CHALLENGE: Locate the word "this" in the data below, then copy every line that holds it.

Extracted records
## BEGIN

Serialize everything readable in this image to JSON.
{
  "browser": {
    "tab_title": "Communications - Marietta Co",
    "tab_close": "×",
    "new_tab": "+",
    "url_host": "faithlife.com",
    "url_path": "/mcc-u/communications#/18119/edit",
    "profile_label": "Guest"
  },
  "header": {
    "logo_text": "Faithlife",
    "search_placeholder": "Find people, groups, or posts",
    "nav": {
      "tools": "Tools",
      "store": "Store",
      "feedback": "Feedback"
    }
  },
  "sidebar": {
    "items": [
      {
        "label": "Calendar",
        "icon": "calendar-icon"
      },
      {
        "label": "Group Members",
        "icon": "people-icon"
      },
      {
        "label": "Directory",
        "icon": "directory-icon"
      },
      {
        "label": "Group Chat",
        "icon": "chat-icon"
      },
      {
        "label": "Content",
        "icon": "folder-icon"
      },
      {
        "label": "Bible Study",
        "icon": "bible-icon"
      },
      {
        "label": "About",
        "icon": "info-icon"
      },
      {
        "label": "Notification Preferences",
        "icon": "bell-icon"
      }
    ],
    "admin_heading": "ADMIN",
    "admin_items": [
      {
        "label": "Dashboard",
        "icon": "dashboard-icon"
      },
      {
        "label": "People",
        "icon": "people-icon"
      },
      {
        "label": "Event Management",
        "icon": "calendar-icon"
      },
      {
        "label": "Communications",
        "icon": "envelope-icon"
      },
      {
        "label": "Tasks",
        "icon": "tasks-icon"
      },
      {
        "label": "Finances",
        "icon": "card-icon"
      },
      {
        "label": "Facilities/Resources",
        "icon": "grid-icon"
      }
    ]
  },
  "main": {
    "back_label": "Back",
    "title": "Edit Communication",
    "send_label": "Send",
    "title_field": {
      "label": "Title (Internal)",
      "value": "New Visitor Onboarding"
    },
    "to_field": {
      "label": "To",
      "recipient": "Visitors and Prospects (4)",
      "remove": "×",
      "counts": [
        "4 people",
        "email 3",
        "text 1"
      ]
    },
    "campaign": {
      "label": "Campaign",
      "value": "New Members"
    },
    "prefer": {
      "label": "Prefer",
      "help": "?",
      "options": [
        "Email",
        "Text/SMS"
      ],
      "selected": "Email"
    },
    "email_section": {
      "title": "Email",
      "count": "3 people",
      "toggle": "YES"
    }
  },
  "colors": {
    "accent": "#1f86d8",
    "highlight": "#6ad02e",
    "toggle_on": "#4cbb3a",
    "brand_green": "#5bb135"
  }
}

## END
## BEGIN

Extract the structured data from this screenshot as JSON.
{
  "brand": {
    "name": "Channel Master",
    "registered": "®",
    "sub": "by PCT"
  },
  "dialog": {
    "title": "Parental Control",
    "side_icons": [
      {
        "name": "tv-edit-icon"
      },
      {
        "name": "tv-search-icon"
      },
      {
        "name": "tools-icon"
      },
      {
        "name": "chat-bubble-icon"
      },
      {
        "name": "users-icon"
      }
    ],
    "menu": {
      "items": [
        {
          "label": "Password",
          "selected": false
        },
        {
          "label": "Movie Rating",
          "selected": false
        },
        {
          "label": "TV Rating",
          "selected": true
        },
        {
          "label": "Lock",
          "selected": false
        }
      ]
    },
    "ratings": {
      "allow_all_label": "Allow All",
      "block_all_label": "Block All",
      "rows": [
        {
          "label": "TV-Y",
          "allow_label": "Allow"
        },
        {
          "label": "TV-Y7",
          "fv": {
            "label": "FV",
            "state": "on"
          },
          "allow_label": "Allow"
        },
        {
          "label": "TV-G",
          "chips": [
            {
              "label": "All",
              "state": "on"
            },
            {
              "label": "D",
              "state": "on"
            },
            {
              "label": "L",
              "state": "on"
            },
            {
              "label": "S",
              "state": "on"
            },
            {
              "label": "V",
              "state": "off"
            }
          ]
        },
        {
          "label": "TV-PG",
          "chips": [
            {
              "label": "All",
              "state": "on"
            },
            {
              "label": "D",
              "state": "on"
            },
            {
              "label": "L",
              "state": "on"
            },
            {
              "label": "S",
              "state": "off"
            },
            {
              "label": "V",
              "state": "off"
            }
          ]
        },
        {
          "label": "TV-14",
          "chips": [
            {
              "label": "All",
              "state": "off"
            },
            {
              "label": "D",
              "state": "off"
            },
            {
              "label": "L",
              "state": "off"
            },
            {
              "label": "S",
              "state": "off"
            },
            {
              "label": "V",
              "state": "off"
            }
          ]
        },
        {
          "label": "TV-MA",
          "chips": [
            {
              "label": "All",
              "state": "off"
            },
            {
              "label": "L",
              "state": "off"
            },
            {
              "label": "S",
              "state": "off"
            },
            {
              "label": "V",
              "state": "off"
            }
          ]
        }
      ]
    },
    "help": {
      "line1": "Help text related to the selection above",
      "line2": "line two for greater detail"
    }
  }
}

## END

FULL OUTPUT:
Serialize everything readable in this image to JSON.
Extract the structured data from this screenshot as JSON.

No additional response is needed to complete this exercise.